# WHAT TO PRODUCE
Report only how many lines hold the word "CATEGORY".

# Stored records
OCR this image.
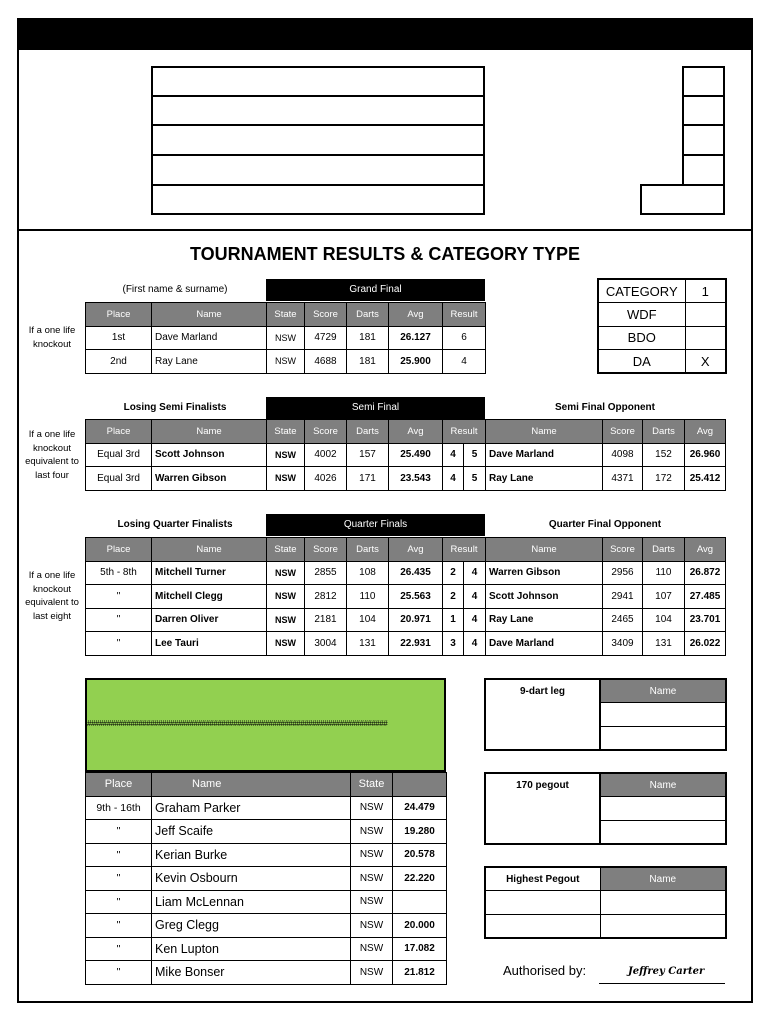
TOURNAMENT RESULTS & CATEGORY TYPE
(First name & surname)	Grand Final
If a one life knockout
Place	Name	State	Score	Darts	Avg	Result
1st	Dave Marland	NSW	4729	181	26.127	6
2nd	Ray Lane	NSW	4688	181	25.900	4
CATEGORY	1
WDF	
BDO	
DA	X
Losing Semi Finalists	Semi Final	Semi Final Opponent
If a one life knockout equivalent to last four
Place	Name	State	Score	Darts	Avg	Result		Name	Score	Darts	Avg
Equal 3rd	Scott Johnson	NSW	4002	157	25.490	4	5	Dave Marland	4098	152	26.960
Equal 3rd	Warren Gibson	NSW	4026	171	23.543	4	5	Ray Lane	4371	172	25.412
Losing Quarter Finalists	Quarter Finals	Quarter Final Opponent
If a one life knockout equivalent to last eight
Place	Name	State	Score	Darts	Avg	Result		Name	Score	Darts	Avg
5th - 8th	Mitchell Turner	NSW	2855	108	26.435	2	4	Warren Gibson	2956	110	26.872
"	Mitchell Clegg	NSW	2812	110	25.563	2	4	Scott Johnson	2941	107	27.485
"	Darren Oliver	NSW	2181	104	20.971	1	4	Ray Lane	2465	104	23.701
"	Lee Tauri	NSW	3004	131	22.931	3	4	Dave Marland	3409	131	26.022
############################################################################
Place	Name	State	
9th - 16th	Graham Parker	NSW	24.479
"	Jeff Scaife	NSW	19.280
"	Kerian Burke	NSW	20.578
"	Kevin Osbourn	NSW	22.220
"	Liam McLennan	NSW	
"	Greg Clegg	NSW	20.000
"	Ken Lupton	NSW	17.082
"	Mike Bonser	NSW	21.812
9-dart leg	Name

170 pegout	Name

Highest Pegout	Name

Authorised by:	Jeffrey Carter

--

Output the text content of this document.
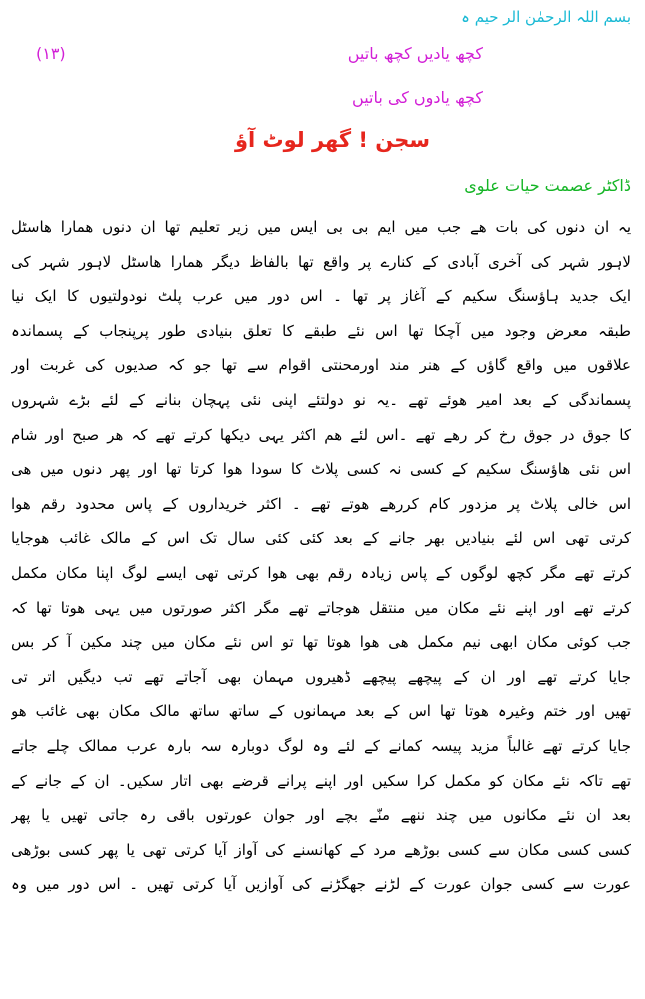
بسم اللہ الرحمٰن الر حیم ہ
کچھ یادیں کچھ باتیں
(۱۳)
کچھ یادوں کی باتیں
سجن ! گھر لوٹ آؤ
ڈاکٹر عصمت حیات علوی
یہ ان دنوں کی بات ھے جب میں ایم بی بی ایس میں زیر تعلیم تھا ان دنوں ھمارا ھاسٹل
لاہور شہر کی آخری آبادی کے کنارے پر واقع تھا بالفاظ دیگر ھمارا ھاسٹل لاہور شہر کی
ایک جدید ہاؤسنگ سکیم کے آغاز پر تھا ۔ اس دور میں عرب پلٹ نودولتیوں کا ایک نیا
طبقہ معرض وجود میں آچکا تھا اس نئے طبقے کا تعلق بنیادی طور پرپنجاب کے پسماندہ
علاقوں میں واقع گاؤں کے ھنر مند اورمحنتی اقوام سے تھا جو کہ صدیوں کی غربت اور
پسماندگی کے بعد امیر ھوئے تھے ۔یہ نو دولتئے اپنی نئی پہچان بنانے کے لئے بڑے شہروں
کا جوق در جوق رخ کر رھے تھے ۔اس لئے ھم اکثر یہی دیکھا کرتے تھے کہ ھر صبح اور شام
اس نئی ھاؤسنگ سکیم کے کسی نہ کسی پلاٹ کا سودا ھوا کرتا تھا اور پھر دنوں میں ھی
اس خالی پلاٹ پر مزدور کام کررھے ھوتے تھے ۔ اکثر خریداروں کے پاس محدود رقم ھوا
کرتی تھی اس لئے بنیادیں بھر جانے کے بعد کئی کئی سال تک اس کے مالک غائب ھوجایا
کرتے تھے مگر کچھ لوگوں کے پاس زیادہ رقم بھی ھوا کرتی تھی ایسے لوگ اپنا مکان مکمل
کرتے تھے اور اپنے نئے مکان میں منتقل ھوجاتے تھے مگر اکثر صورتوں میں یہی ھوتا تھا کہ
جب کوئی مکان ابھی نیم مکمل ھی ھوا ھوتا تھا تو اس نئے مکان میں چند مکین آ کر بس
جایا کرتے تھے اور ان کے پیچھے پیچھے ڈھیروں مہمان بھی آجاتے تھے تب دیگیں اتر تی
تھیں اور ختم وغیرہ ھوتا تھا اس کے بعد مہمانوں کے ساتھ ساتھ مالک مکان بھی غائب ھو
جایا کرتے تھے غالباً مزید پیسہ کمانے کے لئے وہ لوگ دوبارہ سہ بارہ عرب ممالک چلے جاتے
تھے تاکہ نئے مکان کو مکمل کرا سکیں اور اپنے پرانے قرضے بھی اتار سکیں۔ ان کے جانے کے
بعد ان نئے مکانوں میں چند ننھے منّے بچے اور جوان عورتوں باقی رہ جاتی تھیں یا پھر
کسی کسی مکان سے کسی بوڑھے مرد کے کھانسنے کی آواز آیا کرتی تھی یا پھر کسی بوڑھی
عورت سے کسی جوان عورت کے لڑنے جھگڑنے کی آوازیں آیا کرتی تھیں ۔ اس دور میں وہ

# ANSWER TO THE EXERCISE
2